# What to do:
Could you repeat the records below exactly, leaving out any pictures?

# Dataset content:
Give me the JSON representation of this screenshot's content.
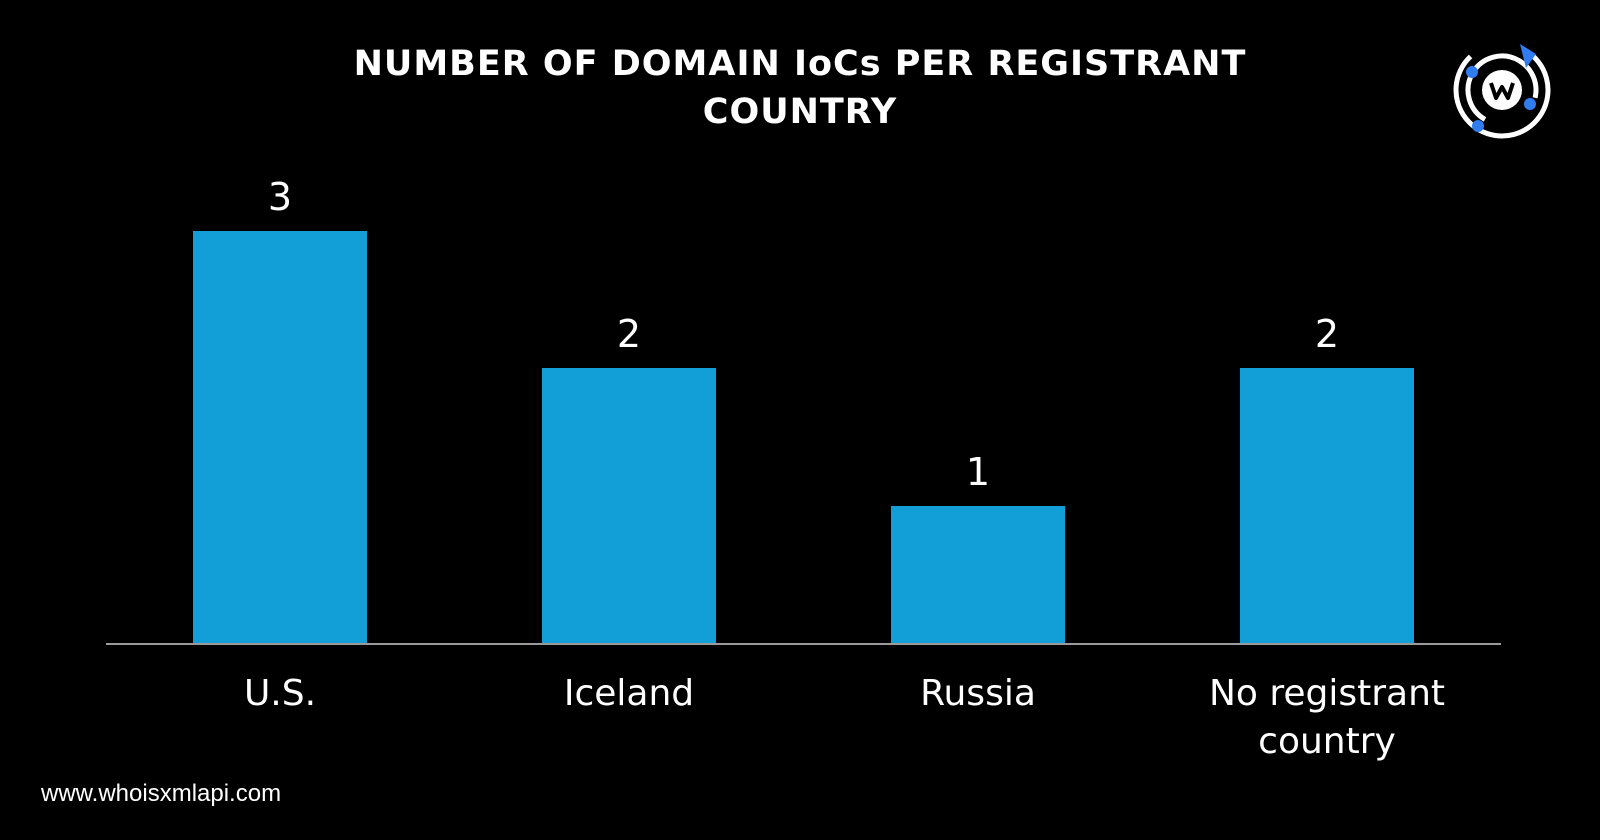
{
  "chart_data": {
    "type": "bar",
    "title": "NUMBER OF DOMAIN IoCs PER REGISTRANT COUNTRY",
    "categories": [
      "U.S.",
      "Iceland",
      "Russia",
      "No registrant country"
    ],
    "values": [
      3,
      2,
      1,
      2
    ],
    "color": "#129fd8"
  },
  "footer": {
    "url": "www.whoisxmlapi.com"
  }
}
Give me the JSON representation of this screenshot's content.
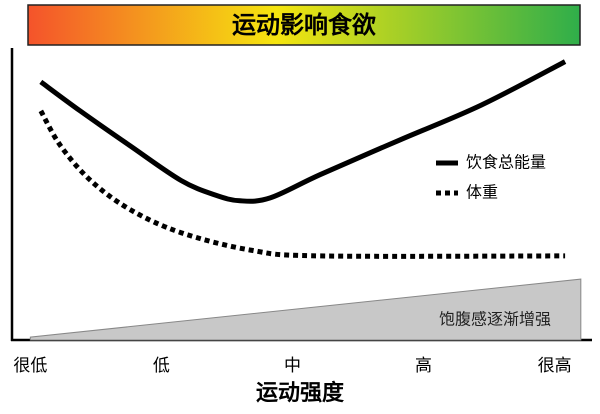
{
  "chart_data": {
    "type": "line",
    "title": "运动影响食欲",
    "x_label": "运动强度",
    "xlim": [
      -0.14,
      4.27
    ],
    "xticks": [
      {
        "value": 0,
        "label": "很低"
      },
      {
        "value": 1,
        "label": "低"
      },
      {
        "value": 2,
        "label": "中"
      },
      {
        "value": 3,
        "label": "高"
      },
      {
        "value": 4,
        "label": "很高"
      }
    ],
    "ylim": [
      0,
      100
    ],
    "legend": "right",
    "series": [
      {
        "name": "饮食总能量",
        "color": "#000000",
        "style": "solid",
        "x": [
          0.08,
          0.38,
          0.76,
          1.15,
          1.41,
          1.6,
          1.83,
          2.21,
          2.82,
          3.44,
          4.08
        ],
        "values": [
          89,
          79,
          67,
          55,
          50,
          48,
          49,
          57,
          69,
          81,
          96
        ]
      },
      {
        "name": "体重",
        "color": "#000000",
        "style": "dotted",
        "x": [
          0.08,
          0.23,
          0.46,
          0.76,
          1.15,
          1.68,
          2.21,
          4.08
        ],
        "values": [
          79,
          67,
          55,
          45,
          37,
          31,
          29,
          29
        ]
      },
      {
        "name": "饱腹感逐渐增强",
        "color": "#c8c8c8",
        "style": "area",
        "x": [
          0,
          4.2
        ],
        "values": [
          1,
          21
        ]
      }
    ]
  }
}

# Answer to this task:
Give me the JSON representation of this screenshot's content.
{
  "chart_data": {
    "type": "bar",
    "title": "NUMBER OF DOMAIN IoCs PER REGISTRANT COUNTRY",
    "categories": [
      "U.S.",
      "Iceland",
      "Russia",
      "No registrant country"
    ],
    "values": [
      3,
      2,
      1,
      2
    ],
    "color": "#129fd8"
  },
  "footer": {
    "url": "www.whoisxmlapi.com"
  }
}
Give me the JSON representation of this screenshot's content.
{
  "chart_data": {
    "type": "line",
    "title": "运动影响食欲",
    "x_label": "运动强度",
    "xlim": [
      -0.14,
      4.27
    ],
    "xticks": [
      {
        "value": 0,
        "label": "很低"
      },
      {
        "value": 1,
        "label": "低"
      },
      {
        "value": 2,
        "label": "中"
      },
      {
        "value": 3,
        "label": "高"
      },
      {
        "value": 4,
        "label": "很高"
      }
    ],
    "ylim": [
      0,
      100
    ],
    "legend": "right",
    "series": [
      {
        "name": "饮食总能量",
        "color": "#000000",
        "style": "solid",
        "x": [
          0.08,
          0.38,
          0.76,
          1.15,
          1.41,
          1.6,
          1.83,
          2.21,
          2.82,
          3.44,
          4.08
        ],
        "values": [
          89,
          79,
          67,
          55,
          50,
          48,
          49,
          57,
          69,
          81,
          96
        ]
      },
      {
        "name": "体重",
        "color": "#000000",
        "style": "dotted",
        "x": [
          0.08,
          0.23,
          0.46,
          0.76,
          1.15,
          1.68,
          2.21,
          4.08
        ],
        "values": [
          79,
          67,
          55,
          45,
          37,
          31,
          29,
          29
        ]
      },
      {
        "name": "饱腹感逐渐增强",
        "color": "#c8c8c8",
        "style": "area",
        "x": [
          0,
          4.2
        ],
        "values": [
          1,
          21
        ]
      }
    ]
  }
}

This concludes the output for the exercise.